What the exercise asks: You are to retype all of the data exactly as it appears.

Extracts from a graphics dataset:

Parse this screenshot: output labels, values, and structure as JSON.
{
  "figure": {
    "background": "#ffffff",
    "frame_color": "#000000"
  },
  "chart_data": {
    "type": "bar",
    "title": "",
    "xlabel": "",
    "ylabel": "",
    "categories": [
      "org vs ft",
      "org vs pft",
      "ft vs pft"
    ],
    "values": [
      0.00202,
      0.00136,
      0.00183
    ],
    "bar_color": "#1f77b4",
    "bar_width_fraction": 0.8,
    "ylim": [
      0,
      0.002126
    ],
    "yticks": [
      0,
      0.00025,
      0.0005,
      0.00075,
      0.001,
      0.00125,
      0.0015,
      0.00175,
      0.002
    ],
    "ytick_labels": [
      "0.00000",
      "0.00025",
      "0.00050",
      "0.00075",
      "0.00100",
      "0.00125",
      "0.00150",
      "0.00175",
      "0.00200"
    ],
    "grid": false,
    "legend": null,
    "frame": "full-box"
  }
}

Solved exercise:
Parse this screenshot: output labels, values, and structure as JSON.
{
  "figure": {
    "background": "#ffffff",
    "frame_color": "#000000"
  },
  "chart_data": {
    "type": "bar",
    "title": "",
    "xlabel": "",
    "ylabel": "",
    "categories": [
      "org vs ft",
      "org vs pft",
      "ft vs pft"
    ],
    "values": [
      0.00202,
      0.00136,
      0.00183
    ],
    "bar_color": "#1f77b4",
    "bar_width_fraction": 0.8,
    "ylim": [
      0,
      0.002126
    ],
    "yticks": [
      0,
      0.00025,
      0.0005,
      0.00075,
      0.001,
      0.00125,
      0.0015,
      0.00175,
      0.002
    ],
    "ytick_labels": [
      "0.00000",
      "0.00025",
      "0.00050",
      "0.00075",
      "0.00100",
      "0.00125",
      "0.00150",
      "0.00175",
      "0.00200"
    ],
    "grid": false,
    "legend": null,
    "frame": "full-box"
  }
}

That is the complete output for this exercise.